= Objective =
Arrange the rows below as a JSON list of strings, one string per line, with blank lines omitted.
## Begin Input for this task
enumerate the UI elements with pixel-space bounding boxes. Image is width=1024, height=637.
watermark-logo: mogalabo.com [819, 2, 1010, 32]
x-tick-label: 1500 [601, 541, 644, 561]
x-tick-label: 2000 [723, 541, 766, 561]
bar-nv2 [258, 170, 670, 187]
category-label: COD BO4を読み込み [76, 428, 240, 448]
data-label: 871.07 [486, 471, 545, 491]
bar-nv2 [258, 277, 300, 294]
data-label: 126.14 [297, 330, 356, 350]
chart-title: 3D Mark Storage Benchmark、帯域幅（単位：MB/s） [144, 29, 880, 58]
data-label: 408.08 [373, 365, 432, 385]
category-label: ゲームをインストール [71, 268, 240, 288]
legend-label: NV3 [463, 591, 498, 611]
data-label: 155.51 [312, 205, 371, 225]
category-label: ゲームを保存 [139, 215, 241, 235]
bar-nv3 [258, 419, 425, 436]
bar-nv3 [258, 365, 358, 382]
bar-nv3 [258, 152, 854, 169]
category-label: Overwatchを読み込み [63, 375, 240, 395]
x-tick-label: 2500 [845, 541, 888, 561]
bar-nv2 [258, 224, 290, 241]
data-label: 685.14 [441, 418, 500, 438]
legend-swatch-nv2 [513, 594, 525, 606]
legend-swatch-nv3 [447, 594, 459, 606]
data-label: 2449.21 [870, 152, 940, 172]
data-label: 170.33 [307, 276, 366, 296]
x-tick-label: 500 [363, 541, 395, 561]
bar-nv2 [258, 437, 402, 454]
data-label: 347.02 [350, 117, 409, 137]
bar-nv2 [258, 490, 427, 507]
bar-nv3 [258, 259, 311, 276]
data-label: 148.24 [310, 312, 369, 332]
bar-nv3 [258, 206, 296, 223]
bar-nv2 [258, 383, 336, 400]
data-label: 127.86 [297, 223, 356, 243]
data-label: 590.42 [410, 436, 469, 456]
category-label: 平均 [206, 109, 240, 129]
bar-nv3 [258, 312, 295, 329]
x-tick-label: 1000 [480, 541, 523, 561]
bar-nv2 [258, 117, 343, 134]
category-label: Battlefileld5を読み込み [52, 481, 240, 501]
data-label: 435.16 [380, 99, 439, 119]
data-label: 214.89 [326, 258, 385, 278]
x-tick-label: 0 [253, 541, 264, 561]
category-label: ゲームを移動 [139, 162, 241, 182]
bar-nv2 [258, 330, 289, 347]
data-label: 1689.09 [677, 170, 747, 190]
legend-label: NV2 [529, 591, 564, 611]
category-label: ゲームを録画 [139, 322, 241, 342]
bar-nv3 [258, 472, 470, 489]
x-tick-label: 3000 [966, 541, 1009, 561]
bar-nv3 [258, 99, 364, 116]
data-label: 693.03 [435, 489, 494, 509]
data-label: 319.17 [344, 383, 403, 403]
## End Input for this task
= Written answer =
[
  "enumerate the UI elements with pixel-space bounding boxes. Image is width=1024, height=637.",
  "watermark-logo: mogalabo.com [819, 2, 1010, 32]",
  "x-tick-label: 1500 [601, 541, 644, 561]",
  "x-tick-label: 2000 [723, 541, 766, 561]",
  "bar-nv2 [258, 170, 670, 187]",
  "category-label: COD BO4を読み込み [76, 428, 240, 448]",
  "data-label: 871.07 [486, 471, 545, 491]",
  "bar-nv2 [258, 277, 300, 294]",
  "data-label: 126.14 [297, 330, 356, 350]",
  "chart-title: 3D Mark Storage Benchmark、帯域幅（単位：MB/s） [144, 29, 880, 58]",
  "data-label: 408.08 [373, 365, 432, 385]",
  "category-label: ゲームをインストール [71, 268, 240, 288]",
  "legend-label: NV3 [463, 591, 498, 611]",
  "data-label: 155.51 [312, 205, 371, 225]",
  "category-label: ゲームを保存 [139, 215, 241, 235]",
  "bar-nv3 [258, 419, 425, 436]",
  "bar-nv3 [258, 365, 358, 382]",
  "bar-nv3 [258, 152, 854, 169]",
  "category-label: Overwatchを読み込み [63, 375, 240, 395]",
  "x-tick-label: 2500 [845, 541, 888, 561]",
  "bar-nv2 [258, 224, 290, 241]",
  "data-label: 685.14 [441, 418, 500, 438]",
  "legend-swatch-nv2 [513, 594, 525, 606]",
  "legend-swatch-nv3 [447, 594, 459, 606]",
  "data-label: 2449.21 [870, 152, 940, 172]",
  "data-label: 170.33 [307, 276, 366, 296]",
  "x-tick-label: 500 [363, 541, 395, 561]",
  "bar-nv2 [258, 437, 402, 454]",
  "data-label: 347.02 [350, 117, 409, 137]",
  "bar-nv2 [258, 490, 427, 507]",
  "bar-nv3 [258, 259, 311, 276]",
  "data-label: 148.24 [310, 312, 369, 332]",
  "bar-nv3 [258, 206, 296, 223]",
  "bar-nv2 [258, 383, 336, 400]",
  "data-label: 127.86 [297, 223, 356, 243]",
  "data-label: 590.42 [410, 436, 469, 456]",
  "category-label: 平均 [206, 109, 240, 129]",
  "bar-nv3 [258, 312, 295, 329]",
  "x-tick-label: 1000 [480, 541, 523, 561]",
  "bar-nv2 [258, 117, 343, 134]",
  "category-label: Battlefileld5を読み込み [52, 481, 240, 501]",
  "data-label: 435.16 [380, 99, 439, 119]",
  "data-label: 214.89 [326, 258, 385, 278]",
  "x-tick-label: 0 [253, 541, 264, 561]",
  "category-label: ゲームを移動 [139, 162, 241, 182]",
  "bar-nv2 [258, 330, 289, 347]",
  "data-label: 1689.09 [677, 170, 747, 190]",
  "legend-label: NV2 [529, 591, 564, 611]",
  "category-label: ゲームを録画 [139, 322, 241, 342]",
  "bar-nv3 [258, 472, 470, 489]",
  "x-tick-label: 3000 [966, 541, 1009, 561]",
  "bar-nv3 [258, 99, 364, 116]",
  "data-label: 693.03 [435, 489, 494, 509]",
  "data-label: 319.17 [344, 383, 403, 403]"
]